* Exercise brief: Transcribe the records in full, keeping every character as it is.

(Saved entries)
* BEGIN *
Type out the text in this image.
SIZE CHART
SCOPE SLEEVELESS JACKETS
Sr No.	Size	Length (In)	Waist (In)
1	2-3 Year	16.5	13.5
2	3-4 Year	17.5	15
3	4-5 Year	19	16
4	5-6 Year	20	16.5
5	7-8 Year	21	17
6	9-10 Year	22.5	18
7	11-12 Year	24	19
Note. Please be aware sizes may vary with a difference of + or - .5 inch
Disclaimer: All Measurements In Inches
* END *
* Reply:
Type out the text in this image.
SIZE CHART
SCOPE SLEEVELESS JACKETS
Sr No.	Size	Length (In)	Waist (In)
1	2-3 Year	16.5	13.5
2	3-4 Year	17.5	15
3	4-5 Year	19	16
4	5-6 Year	20	16.5
5	7-8 Year	21	17
6	9-10 Year	22.5	18
7	11-12 Year	24	19
Note. Please be aware sizes may vary with a difference of + or - .5 inch
Disclaimer: All Measurements In Inches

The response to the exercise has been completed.